> [The request]
Compile every line that includes the word "Ireland".
◆ ◆ ◆ ◆ ◆ ◆ ◆
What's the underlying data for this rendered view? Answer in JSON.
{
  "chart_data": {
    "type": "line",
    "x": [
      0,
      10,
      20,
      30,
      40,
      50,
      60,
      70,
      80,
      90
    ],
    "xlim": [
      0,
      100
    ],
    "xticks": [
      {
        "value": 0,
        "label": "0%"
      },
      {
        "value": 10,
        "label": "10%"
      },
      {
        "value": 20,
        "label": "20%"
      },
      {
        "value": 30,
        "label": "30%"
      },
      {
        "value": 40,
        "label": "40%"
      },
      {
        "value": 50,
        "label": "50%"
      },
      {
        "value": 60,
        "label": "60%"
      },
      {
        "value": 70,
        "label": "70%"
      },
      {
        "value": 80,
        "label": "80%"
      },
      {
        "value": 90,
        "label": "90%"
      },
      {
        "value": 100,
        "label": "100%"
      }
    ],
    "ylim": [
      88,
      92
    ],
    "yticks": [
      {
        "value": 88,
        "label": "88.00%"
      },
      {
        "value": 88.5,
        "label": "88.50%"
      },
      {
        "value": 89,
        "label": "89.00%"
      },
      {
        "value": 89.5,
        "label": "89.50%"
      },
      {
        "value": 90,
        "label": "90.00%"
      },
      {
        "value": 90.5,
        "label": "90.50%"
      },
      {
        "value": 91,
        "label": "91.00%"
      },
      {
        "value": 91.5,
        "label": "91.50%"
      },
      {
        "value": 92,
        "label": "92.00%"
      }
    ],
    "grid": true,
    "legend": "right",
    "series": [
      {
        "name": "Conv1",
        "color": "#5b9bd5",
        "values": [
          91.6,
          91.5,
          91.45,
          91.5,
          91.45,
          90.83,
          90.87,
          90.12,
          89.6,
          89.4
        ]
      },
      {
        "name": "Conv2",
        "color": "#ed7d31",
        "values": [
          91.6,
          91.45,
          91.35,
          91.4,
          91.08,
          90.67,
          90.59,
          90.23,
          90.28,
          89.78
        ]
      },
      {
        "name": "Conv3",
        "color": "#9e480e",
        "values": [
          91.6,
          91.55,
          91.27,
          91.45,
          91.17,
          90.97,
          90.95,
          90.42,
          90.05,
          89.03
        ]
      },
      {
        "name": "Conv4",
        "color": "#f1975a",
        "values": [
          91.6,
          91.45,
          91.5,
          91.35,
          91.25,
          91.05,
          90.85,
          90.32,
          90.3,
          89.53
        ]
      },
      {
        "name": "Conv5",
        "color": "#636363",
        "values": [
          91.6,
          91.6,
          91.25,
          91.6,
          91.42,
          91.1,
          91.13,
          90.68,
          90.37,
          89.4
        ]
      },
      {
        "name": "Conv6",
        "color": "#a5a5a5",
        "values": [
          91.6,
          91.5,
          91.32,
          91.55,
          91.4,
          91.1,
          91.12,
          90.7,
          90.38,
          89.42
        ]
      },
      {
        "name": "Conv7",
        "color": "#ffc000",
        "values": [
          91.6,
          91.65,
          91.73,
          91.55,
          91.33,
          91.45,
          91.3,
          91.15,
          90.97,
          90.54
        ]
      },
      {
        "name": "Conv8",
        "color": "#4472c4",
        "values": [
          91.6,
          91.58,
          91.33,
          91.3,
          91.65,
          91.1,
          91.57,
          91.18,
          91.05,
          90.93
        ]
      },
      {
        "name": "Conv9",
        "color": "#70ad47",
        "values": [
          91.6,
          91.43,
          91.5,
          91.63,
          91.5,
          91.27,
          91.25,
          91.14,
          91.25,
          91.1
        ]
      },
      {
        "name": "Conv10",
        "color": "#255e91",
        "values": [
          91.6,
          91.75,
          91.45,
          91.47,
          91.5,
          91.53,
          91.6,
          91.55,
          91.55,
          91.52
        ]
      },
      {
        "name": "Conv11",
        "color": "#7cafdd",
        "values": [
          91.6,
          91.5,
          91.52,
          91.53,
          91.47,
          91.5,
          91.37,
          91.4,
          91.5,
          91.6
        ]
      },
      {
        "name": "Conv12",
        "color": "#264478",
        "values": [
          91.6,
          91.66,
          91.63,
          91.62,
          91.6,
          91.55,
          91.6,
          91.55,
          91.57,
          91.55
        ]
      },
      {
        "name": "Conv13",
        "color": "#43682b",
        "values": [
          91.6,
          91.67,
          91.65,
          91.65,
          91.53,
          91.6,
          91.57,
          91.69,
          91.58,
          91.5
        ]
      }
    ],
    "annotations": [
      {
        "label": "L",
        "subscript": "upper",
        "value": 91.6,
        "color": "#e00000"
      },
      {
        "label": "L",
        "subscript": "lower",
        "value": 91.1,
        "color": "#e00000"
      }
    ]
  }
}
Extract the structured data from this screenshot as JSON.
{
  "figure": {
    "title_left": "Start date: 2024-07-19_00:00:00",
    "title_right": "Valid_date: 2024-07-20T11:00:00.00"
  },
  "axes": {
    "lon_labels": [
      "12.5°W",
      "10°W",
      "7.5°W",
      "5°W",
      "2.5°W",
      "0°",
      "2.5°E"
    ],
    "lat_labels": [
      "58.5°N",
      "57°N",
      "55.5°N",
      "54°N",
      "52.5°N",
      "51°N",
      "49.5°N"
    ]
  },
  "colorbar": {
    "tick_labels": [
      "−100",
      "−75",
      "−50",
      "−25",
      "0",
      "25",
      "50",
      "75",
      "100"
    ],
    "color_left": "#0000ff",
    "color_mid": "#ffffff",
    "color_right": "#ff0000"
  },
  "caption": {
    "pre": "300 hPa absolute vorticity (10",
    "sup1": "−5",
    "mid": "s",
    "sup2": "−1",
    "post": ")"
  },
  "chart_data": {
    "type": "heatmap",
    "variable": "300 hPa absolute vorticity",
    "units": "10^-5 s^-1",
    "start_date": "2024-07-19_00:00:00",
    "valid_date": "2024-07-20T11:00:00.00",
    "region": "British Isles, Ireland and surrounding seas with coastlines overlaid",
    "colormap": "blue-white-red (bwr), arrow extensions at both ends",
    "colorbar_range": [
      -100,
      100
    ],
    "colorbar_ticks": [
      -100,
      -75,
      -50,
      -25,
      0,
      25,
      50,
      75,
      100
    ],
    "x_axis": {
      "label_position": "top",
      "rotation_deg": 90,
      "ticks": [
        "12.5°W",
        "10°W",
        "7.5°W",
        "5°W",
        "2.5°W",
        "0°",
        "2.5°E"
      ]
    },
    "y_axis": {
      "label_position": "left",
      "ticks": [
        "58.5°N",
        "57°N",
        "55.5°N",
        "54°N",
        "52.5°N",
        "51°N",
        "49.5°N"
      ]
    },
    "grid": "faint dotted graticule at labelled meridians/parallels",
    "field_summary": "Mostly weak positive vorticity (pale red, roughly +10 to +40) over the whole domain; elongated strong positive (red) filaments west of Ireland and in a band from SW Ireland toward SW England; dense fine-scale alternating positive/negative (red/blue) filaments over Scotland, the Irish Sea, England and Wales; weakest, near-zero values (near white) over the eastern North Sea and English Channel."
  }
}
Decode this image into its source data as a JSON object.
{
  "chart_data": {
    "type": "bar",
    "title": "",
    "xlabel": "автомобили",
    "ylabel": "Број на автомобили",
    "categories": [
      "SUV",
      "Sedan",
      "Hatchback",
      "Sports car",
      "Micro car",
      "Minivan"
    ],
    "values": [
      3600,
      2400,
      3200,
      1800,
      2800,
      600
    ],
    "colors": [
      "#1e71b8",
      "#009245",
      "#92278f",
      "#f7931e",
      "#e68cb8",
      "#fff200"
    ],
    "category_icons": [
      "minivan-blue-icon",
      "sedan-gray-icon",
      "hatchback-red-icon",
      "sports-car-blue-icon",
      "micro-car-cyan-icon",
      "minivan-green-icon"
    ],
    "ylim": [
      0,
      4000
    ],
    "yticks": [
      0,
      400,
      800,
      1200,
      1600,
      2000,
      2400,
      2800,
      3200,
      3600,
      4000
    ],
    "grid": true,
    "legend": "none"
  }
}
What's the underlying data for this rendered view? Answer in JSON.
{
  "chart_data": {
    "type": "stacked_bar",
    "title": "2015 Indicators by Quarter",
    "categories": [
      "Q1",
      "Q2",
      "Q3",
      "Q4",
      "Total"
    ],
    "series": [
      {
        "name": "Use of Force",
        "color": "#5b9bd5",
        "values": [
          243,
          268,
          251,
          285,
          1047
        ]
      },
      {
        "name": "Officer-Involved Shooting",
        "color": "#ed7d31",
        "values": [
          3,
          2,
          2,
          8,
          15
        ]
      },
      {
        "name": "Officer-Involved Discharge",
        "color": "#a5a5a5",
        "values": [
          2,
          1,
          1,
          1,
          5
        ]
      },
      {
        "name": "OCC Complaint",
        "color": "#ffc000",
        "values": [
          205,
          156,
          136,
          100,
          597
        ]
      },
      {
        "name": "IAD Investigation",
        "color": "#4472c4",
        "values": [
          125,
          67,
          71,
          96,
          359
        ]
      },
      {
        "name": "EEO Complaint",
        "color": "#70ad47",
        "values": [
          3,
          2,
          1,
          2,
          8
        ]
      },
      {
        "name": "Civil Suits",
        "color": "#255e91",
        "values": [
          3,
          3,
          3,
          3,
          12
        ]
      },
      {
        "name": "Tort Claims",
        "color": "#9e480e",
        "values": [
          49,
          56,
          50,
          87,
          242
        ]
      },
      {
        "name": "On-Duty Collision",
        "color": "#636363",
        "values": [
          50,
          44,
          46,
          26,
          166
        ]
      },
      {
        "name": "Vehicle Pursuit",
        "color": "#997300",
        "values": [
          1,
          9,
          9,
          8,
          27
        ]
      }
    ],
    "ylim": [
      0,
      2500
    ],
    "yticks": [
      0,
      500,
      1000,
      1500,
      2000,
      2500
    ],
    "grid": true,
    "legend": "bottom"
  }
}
◆ ◆ ◆ ◆ ◆ ◆ ◆
> [Result of this exercise]
    "region": "British Isles, Ireland and surrounding seas with coastlines overlaid",
    "field_summary": "Mostly weak positive vorticity (pale red, roughly +10 to +40) over the whole domain; elongated strong positive (red) filaments west of Ireland and in a band from SW Ireland toward SW England; dense fine-scale alternating positive/negative (red/blue) filaments over Scotland, the Irish Sea, England and Wales; weakest, near-zero values (near white) over the eastern North Sea and English Channel."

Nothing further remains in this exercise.